◆ **Aim**
Write out all of the records precisely. Skip anything that is a picture.

◆ **Information supplied**
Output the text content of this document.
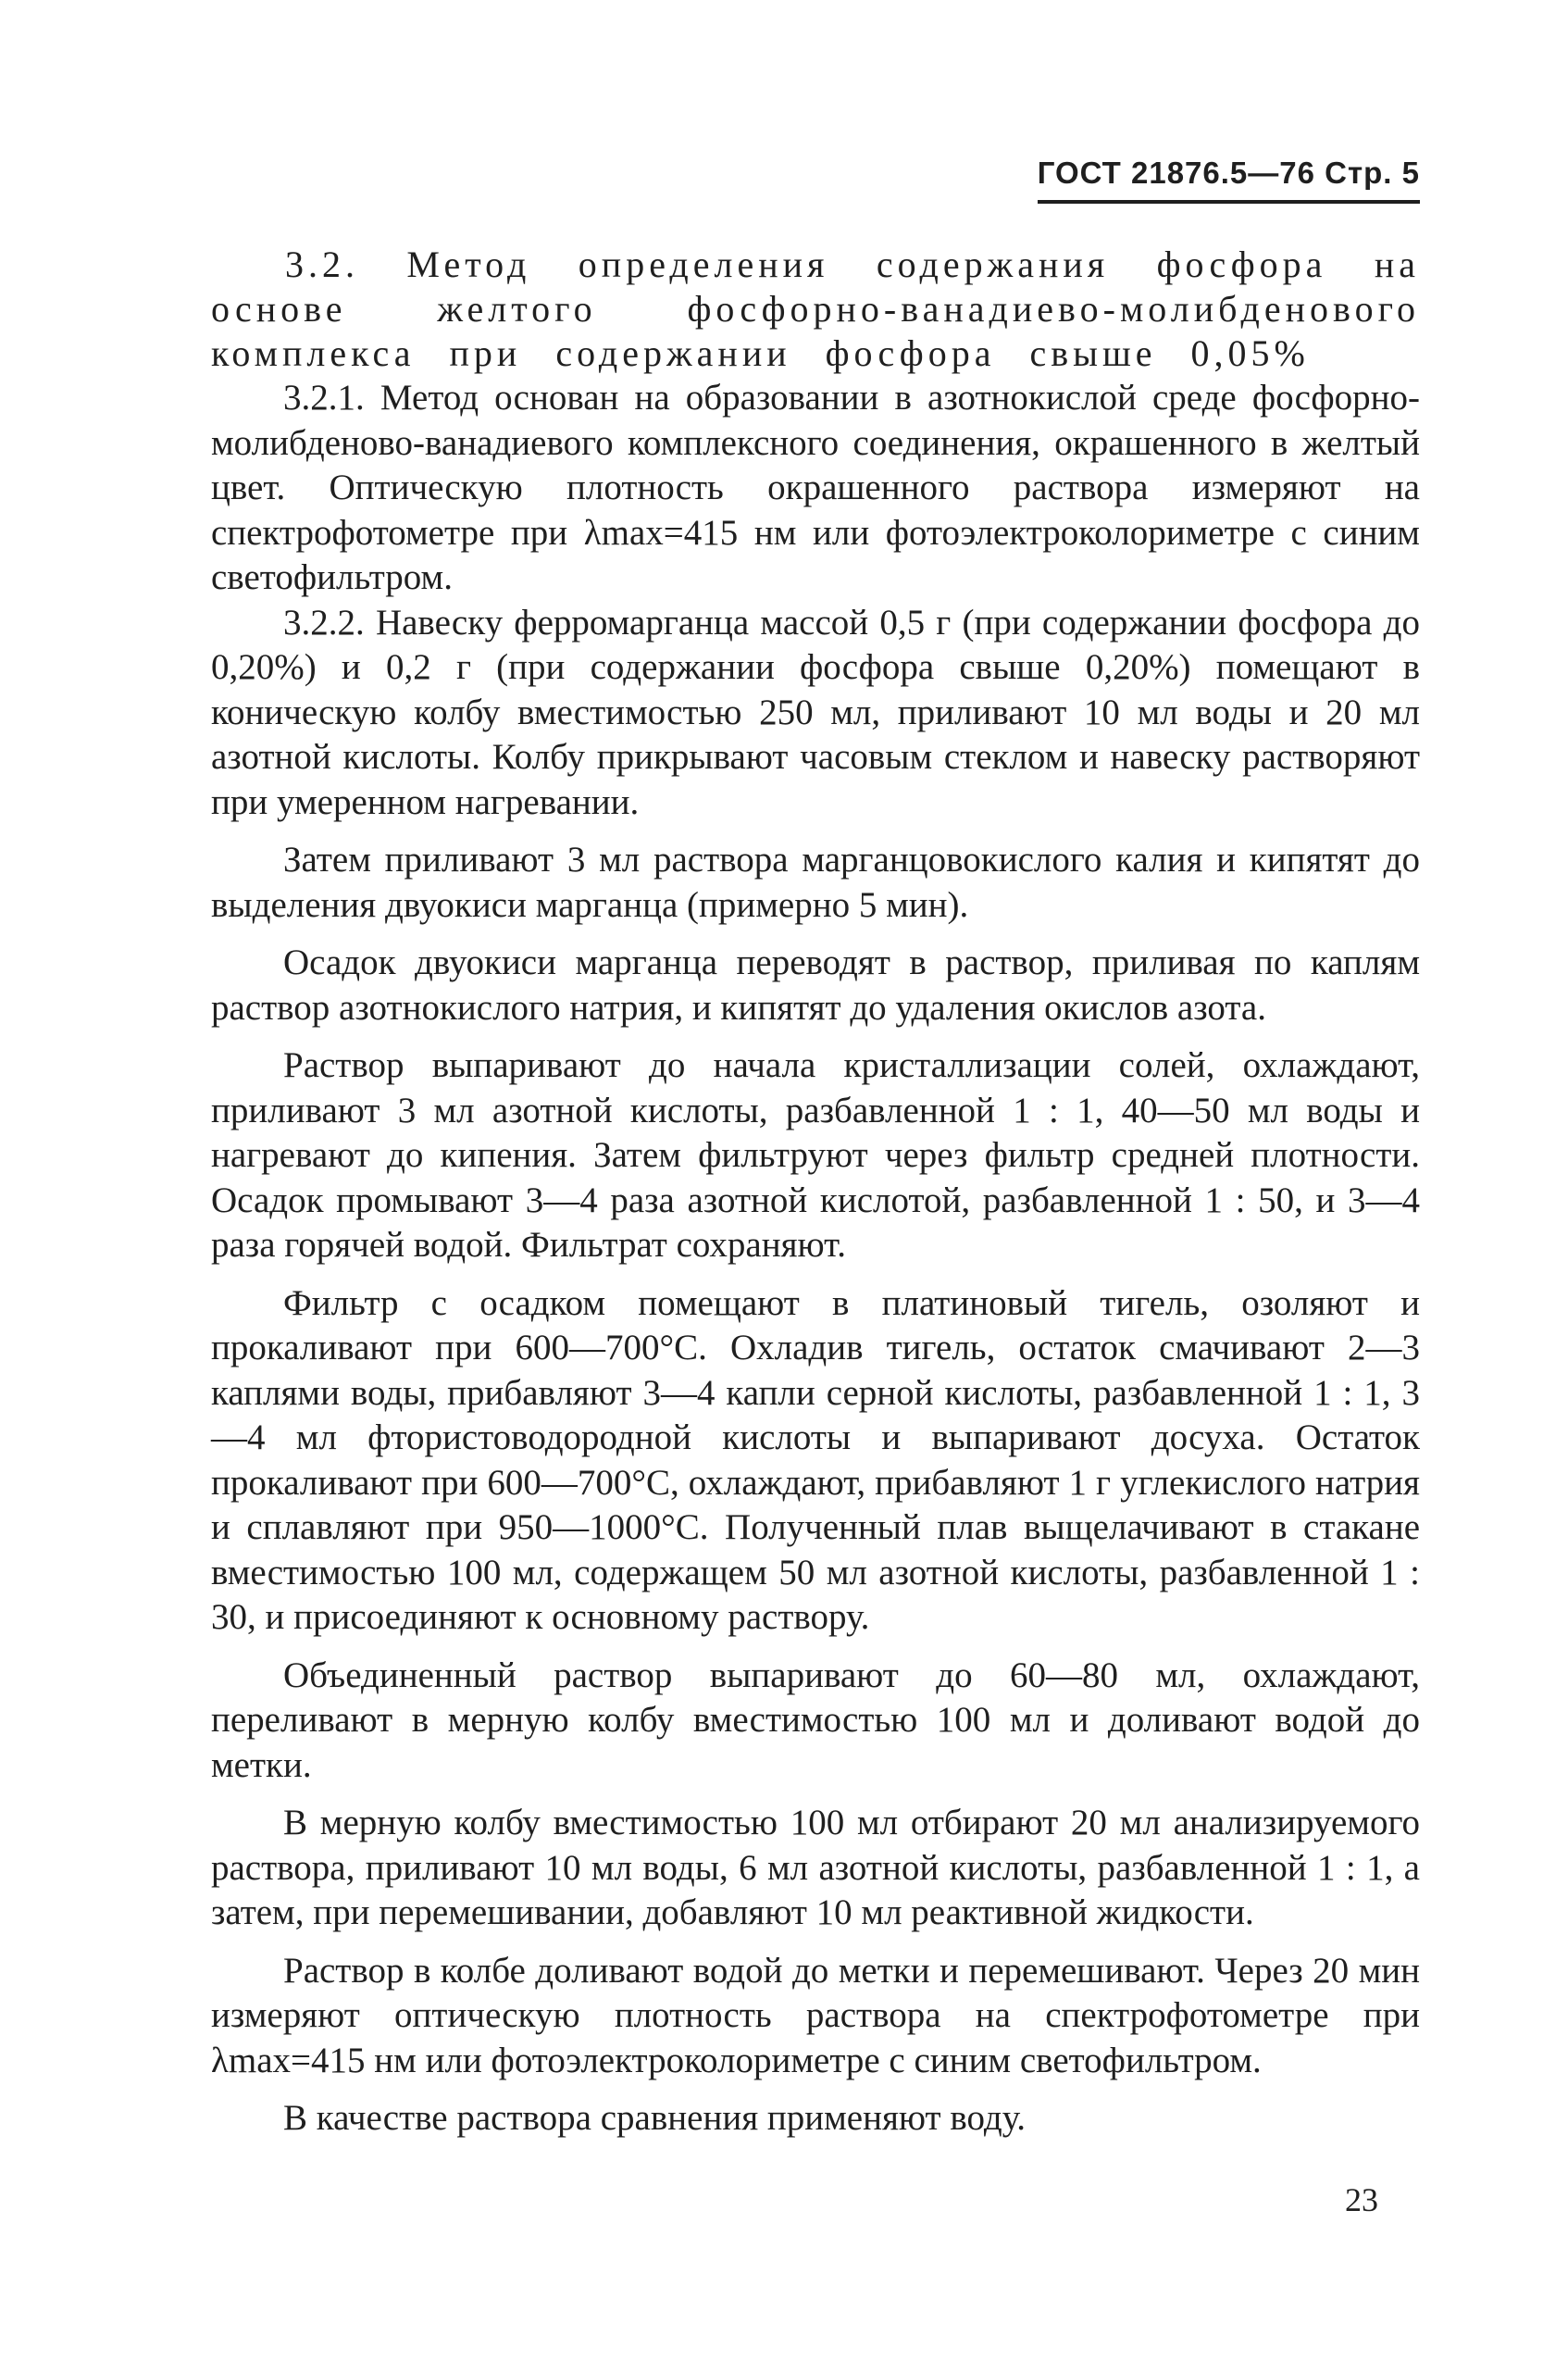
ГОСТ 21876.5—76 Стр. 5

3.2. Метод определения содержания фосфора на основе желтого фосфорно-ванадиево-молибденового комплекса при содержании фосфора свыше 0,05%

3.2.1. Метод основан на образовании в азотнокислой среде фосфорно-молибденово-ванадиевого комплексного соединения, окрашенного в желтый цвет. Оптическую плотность окрашенного раствора измеряют на спектрофотометре при λmax=415 нм или фотоэлектроколориметре с синим светофильтром.

3.2.2. Навеску ферромарганца массой 0,5 г (при содержании фосфора до 0,20%) и 0,2 г (при содержании фосфора свыше 0,20%) помещают в коническую колбу вместимостью 250 мл, приливают 10 мл воды и 20 мл азотной кислоты. Колбу прикрывают часовым стеклом и навеску растворяют при умеренном нагревании.

Затем приливают 3 мл раствора марганцовокислого калия и кипятят до выделения двуокиси марганца (примерно 5 мин).

Осадок двуокиси марганца переводят в раствор, приливая по каплям раствор азотнокислого натрия, и кипятят до удаления окислов азота.

Раствор выпаривают до начала кристаллизации солей, охлаждают, приливают 3 мл азотной кислоты, разбавленной 1 : 1, 40—50 мл воды и нагревают до кипения. Затем фильтруют через фильтр средней плотности. Осадок промывают 3—4 раза азотной кислотой, разбавленной 1 : 50, и 3—4 раза горячей водой. Фильтрат сохраняют.

Фильтр с осадком помещают в платиновый тигель, озоляют и прокаливают при 600—700°С. Охладив тигель, остаток смачивают 2—3 каплями воды, прибавляют 3—4 капли серной кислоты, разбавленной 1 : 1, 3—4 мл фтористоводородной кислоты и выпаривают досуха. Остаток прокаливают при 600—700°С, охлаждают, прибавляют 1 г углекислого натрия и сплавляют при 950—1000°С. Полученный плав выщелачивают в стакане вместимостью 100 мл, содержащем 50 мл азотной кислоты, разбавленной 1 : 30, и присоединяют к основному раствору.

Объединенный раствор выпаривают до 60—80 мл, охлаждают, переливают в мерную колбу вместимостью 100 мл и доливают водой до метки.

В мерную колбу вместимостью 100 мл отбирают 20 мл анализируемого раствора, приливают 10 мл воды, 6 мл азотной кислоты, разбавленной 1 : 1, а затем, при перемешивании, добавляют 10 мл реактивной жидкости.

Раствор в колбе доливают водой до метки и перемешивают. Через 20 мин измеряют оптическую плотность раствора на спектрофотометре при λmax=415 нм или фотоэлектроколориметре с синим светофильтром.

В качестве раствора сравнения применяют воду.

23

◆ **Response to the exercise**
Output the text content of this document.
ГОСТ 21876.5—76 Стр. 5

3.2. Метод определения содержания фосфора на основе желтого фосфорно-ванадиево-молибденового комплекса при содержании фосфора свыше 0,05%

3.2.1. Метод основан на образовании в азотнокислой среде фосфорно-молибденово-ванадиевого комплексного соединения, окрашенного в желтый цвет. Оптическую плотность окрашенного раствора измеряют на спектрофотометре при λmax=415 нм или фотоэлектроколориметре с синим светофильтром.

3.2.2. Навеску ферромарганца массой 0,5 г (при содержании фосфора до 0,20%) и 0,2 г (при содержании фосфора свыше 0,20%) помещают в коническую колбу вместимостью 250 мл, приливают 10 мл воды и 20 мл азотной кислоты. Колбу прикрывают часовым стеклом и навеску растворяют при умеренном нагревании.

Затем приливают 3 мл раствора марганцовокислого калия и кипятят до выделения двуокиси марганца (примерно 5 мин).

Осадок двуокиси марганца переводят в раствор, приливая по каплям раствор азотнокислого натрия, и кипятят до удаления окислов азота.

Раствор выпаривают до начала кристаллизации солей, охлаждают, приливают 3 мл азотной кислоты, разбавленной 1 : 1, 40—50 мл воды и нагревают до кипения. Затем фильтруют через фильтр средней плотности. Осадок промывают 3—4 раза азотной кислотой, разбавленной 1 : 50, и 3—4 раза горячей водой. Фильтрат сохраняют.

Фильтр с осадком помещают в платиновый тигель, озоляют и прокаливают при 600—700°С. Охладив тигель, остаток смачивают 2—3 каплями воды, прибавляют 3—4 капли серной кислоты, разбавленной 1 : 1, 3—4 мл фтористоводородной кислоты и выпаривают досуха. Остаток прокаливают при 600—700°С, охлаждают, прибавляют 1 г углекислого натрия и сплавляют при 950—1000°С. Полученный плав выщелачивают в стакане вместимостью 100 мл, содержащем 50 мл азотной кислоты, разбавленной 1 : 30, и присоединяют к основному раствору.

Объединенный раствор выпаривают до 60—80 мл, охлаждают, переливают в мерную колбу вместимостью 100 мл и доливают водой до метки.

В мерную колбу вместимостью 100 мл отбирают 20 мл анализируемого раствора, приливают 10 мл воды, 6 мл азотной кислоты, разбавленной 1 : 1, а затем, при перемешивании, добавляют 10 мл реактивной жидкости.

Раствор в колбе доливают водой до метки и перемешивают. Через 20 мин измеряют оптическую плотность раствора на спектрофотометре при λmax=415 нм или фотоэлектроколориметре с синим светофильтром.

В качестве раствора сравнения применяют воду.

23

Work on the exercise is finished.